Direction> Copy the records below exactly as they are written.
+--
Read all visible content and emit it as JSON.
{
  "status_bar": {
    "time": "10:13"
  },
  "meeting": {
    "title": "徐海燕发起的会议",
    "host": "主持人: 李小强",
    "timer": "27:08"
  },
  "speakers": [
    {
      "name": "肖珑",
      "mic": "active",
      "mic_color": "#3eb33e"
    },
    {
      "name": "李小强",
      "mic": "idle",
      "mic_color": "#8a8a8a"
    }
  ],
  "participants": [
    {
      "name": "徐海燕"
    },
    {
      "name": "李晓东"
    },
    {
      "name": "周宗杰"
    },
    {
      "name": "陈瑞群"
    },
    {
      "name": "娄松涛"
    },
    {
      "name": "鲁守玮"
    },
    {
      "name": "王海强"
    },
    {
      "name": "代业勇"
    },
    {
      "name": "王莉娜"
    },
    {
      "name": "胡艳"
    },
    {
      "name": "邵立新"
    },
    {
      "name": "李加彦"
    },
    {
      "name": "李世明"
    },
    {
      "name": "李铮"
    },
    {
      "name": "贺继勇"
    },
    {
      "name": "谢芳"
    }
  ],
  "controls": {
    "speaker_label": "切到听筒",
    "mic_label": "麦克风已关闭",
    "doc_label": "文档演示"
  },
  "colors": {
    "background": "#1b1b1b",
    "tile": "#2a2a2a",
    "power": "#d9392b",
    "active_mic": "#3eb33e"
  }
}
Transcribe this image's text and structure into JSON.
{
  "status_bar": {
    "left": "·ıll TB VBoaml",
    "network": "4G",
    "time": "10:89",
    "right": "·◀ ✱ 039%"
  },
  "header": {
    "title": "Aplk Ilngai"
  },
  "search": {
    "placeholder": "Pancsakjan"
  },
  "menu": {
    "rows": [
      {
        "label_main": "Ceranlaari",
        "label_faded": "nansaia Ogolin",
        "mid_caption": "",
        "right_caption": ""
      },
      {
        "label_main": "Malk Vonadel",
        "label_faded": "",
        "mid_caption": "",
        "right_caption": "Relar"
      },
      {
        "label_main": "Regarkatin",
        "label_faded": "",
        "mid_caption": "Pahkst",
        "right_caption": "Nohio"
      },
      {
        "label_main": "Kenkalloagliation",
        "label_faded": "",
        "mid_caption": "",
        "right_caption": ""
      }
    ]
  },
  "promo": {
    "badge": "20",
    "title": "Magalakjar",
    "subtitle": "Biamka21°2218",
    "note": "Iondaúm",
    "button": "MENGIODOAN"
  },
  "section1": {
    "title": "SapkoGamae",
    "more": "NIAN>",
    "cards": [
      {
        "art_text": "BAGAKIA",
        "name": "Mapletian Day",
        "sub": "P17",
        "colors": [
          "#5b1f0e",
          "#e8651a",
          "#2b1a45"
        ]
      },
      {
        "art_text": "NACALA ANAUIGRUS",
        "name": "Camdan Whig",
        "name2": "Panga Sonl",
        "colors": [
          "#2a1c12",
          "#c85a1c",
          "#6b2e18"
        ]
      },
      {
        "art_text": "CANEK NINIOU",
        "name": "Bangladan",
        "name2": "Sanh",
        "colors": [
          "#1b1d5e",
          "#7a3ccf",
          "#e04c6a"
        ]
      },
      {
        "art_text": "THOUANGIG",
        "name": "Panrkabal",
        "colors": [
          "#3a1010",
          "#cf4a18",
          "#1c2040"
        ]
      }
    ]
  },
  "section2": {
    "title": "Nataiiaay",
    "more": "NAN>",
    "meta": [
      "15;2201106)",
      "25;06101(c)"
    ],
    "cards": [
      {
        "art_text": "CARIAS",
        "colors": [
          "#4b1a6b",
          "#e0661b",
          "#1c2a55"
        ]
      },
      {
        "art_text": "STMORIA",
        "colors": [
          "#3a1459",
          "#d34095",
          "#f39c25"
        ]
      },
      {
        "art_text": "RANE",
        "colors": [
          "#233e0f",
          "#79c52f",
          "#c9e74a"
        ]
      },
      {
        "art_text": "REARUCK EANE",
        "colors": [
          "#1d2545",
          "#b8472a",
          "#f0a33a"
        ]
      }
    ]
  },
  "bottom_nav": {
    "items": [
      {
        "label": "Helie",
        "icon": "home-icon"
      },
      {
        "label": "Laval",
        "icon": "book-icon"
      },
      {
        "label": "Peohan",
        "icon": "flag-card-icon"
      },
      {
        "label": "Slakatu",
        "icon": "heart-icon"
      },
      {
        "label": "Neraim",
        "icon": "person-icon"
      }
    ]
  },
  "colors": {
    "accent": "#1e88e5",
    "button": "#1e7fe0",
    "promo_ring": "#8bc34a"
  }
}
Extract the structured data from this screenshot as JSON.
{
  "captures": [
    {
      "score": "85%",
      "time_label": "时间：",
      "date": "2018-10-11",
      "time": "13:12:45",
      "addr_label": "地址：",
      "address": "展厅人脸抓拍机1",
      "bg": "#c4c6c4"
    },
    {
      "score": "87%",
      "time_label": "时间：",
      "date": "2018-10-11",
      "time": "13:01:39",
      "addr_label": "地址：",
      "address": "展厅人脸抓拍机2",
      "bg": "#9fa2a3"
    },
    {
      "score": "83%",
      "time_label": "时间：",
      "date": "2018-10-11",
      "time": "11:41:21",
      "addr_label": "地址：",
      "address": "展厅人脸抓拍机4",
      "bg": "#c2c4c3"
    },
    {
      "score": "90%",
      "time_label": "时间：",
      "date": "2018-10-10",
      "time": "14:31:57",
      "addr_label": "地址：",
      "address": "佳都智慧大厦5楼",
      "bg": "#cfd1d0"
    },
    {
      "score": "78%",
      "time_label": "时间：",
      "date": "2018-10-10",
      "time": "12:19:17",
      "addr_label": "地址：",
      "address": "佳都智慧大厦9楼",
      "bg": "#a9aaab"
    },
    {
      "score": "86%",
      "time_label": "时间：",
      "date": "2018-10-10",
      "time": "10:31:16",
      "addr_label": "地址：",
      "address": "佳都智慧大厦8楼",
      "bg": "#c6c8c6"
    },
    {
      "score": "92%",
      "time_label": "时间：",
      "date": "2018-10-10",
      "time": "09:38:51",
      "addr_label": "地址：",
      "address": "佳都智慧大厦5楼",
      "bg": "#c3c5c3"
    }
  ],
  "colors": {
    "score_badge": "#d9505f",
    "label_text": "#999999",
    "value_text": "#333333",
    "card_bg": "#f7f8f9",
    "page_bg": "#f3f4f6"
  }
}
+--
Reply>
Read all visible content and emit it as JSON.
{
  "status_bar": {
    "time": "10:13"
  },
  "meeting": {
    "title": "徐海燕发起的会议",
    "host": "主持人: 李小强",
    "timer": "27:08"
  },
  "speakers": [
    {
      "name": "肖珑",
      "mic": "active",
      "mic_color": "#3eb33e"
    },
    {
      "name": "李小强",
      "mic": "idle",
      "mic_color": "#8a8a8a"
    }
  ],
  "participants": [
    {
      "name": "徐海燕"
    },
    {
      "name": "李晓东"
    },
    {
      "name": "周宗杰"
    },
    {
      "name": "陈瑞群"
    },
    {
      "name": "娄松涛"
    },
    {
      "name": "鲁守玮"
    },
    {
      "name": "王海强"
    },
    {
      "name": "代业勇"
    },
    {
      "name": "王莉娜"
    },
    {
      "name": "胡艳"
    },
    {
      "name": "邵立新"
    },
    {
      "name": "李加彦"
    },
    {
      "name": "李世明"
    },
    {
      "name": "李铮"
    },
    {
      "name": "贺继勇"
    },
    {
      "name": "谢芳"
    }
  ],
  "controls": {
    "speaker_label": "切到听筒",
    "mic_label": "麦克风已关闭",
    "doc_label": "文档演示"
  },
  "colors": {
    "background": "#1b1b1b",
    "tile": "#2a2a2a",
    "power": "#d9392b",
    "active_mic": "#3eb33e"
  }
}
Transcribe this image's text and structure into JSON.
{
  "status_bar": {
    "left": "·ıll TB VBoaml",
    "network": "4G",
    "time": "10:89",
    "right": "·◀ ✱ 039%"
  },
  "header": {
    "title": "Aplk Ilngai"
  },
  "search": {
    "placeholder": "Pancsakjan"
  },
  "menu": {
    "rows": [
      {
        "label_main": "Ceranlaari",
        "label_faded": "nansaia Ogolin",
        "mid_caption": "",
        "right_caption": ""
      },
      {
        "label_main": "Malk Vonadel",
        "label_faded": "",
        "mid_caption": "",
        "right_caption": "Relar"
      },
      {
        "label_main": "Regarkatin",
        "label_faded": "",
        "mid_caption": "Pahkst",
        "right_caption": "Nohio"
      },
      {
        "label_main": "Kenkalloagliation",
        "label_faded": "",
        "mid_caption": "",
        "right_caption": ""
      }
    ]
  },
  "promo": {
    "badge": "20",
    "title": "Magalakjar",
    "subtitle": "Biamka21°2218",
    "note": "Iondaúm",
    "button": "MENGIODOAN"
  },
  "section1": {
    "title": "SapkoGamae",
    "more": "NIAN>",
    "cards": [
      {
        "art_text": "BAGAKIA",
        "name": "Mapletian Day",
        "sub": "P17",
        "colors": [
          "#5b1f0e",
          "#e8651a",
          "#2b1a45"
        ]
      },
      {
        "art_text": "NACALA ANAUIGRUS",
        "name": "Camdan Whig",
        "name2": "Panga Sonl",
        "colors": [
          "#2a1c12",
          "#c85a1c",
          "#6b2e18"
        ]
      },
      {
        "art_text": "CANEK NINIOU",
        "name": "Bangladan",
        "name2": "Sanh",
        "colors": [
          "#1b1d5e",
          "#7a3ccf",
          "#e04c6a"
        ]
      },
      {
        "art_text": "THOUANGIG",
        "name": "Panrkabal",
        "colors": [
          "#3a1010",
          "#cf4a18",
          "#1c2040"
        ]
      }
    ]
  },
  "section2": {
    "title": "Nataiiaay",
    "more": "NAN>",
    "meta": [
      "15;2201106)",
      "25;06101(c)"
    ],
    "cards": [
      {
        "art_text": "CARIAS",
        "colors": [
          "#4b1a6b",
          "#e0661b",
          "#1c2a55"
        ]
      },
      {
        "art_text": "STMORIA",
        "colors": [
          "#3a1459",
          "#d34095",
          "#f39c25"
        ]
      },
      {
        "art_text": "RANE",
        "colors": [
          "#233e0f",
          "#79c52f",
          "#c9e74a"
        ]
      },
      {
        "art_text": "REARUCK EANE",
        "colors": [
          "#1d2545",
          "#b8472a",
          "#f0a33a"
        ]
      }
    ]
  },
  "bottom_nav": {
    "items": [
      {
        "label": "Helie",
        "icon": "home-icon"
      },
      {
        "label": "Laval",
        "icon": "book-icon"
      },
      {
        "label": "Peohan",
        "icon": "flag-card-icon"
      },
      {
        "label": "Slakatu",
        "icon": "heart-icon"
      },
      {
        "label": "Neraim",
        "icon": "person-icon"
      }
    ]
  },
  "colors": {
    "accent": "#1e88e5",
    "button": "#1e7fe0",
    "promo_ring": "#8bc34a"
  }
}
Extract the structured data from this screenshot as JSON.
{
  "captures": [
    {
      "score": "85%",
      "time_label": "时间：",
      "date": "2018-10-11",
      "time": "13:12:45",
      "addr_label": "地址：",
      "address": "展厅人脸抓拍机1",
      "bg": "#c4c6c4"
    },
    {
      "score": "87%",
      "time_label": "时间：",
      "date": "2018-10-11",
      "time": "13:01:39",
      "addr_label": "地址：",
      "address": "展厅人脸抓拍机2",
      "bg": "#9fa2a3"
    },
    {
      "score": "83%",
      "time_label": "时间：",
      "date": "2018-10-11",
      "time": "11:41:21",
      "addr_label": "地址：",
      "address": "展厅人脸抓拍机4",
      "bg": "#c2c4c3"
    },
    {
      "score": "90%",
      "time_label": "时间：",
      "date": "2018-10-10",
      "time": "14:31:57",
      "addr_label": "地址：",
      "address": "佳都智慧大厦5楼",
      "bg": "#cfd1d0"
    },
    {
      "score": "78%",
      "time_label": "时间：",
      "date": "2018-10-10",
      "time": "12:19:17",
      "addr_label": "地址：",
      "address": "佳都智慧大厦9楼",
      "bg": "#a9aaab"
    },
    {
      "score": "86%",
      "time_label": "时间：",
      "date": "2018-10-10",
      "time": "10:31:16",
      "addr_label": "地址：",
      "address": "佳都智慧大厦8楼",
      "bg": "#c6c8c6"
    },
    {
      "score": "92%",
      "time_label": "时间：",
      "date": "2018-10-10",
      "time": "09:38:51",
      "addr_label": "地址：",
      "address": "佳都智慧大厦5楼",
      "bg": "#c3c5c3"
    }
  ],
  "colors": {
    "score_badge": "#d9505f",
    "label_text": "#999999",
    "value_text": "#333333",
    "card_bg": "#f7f8f9",
    "page_bg": "#f3f4f6"
  }
}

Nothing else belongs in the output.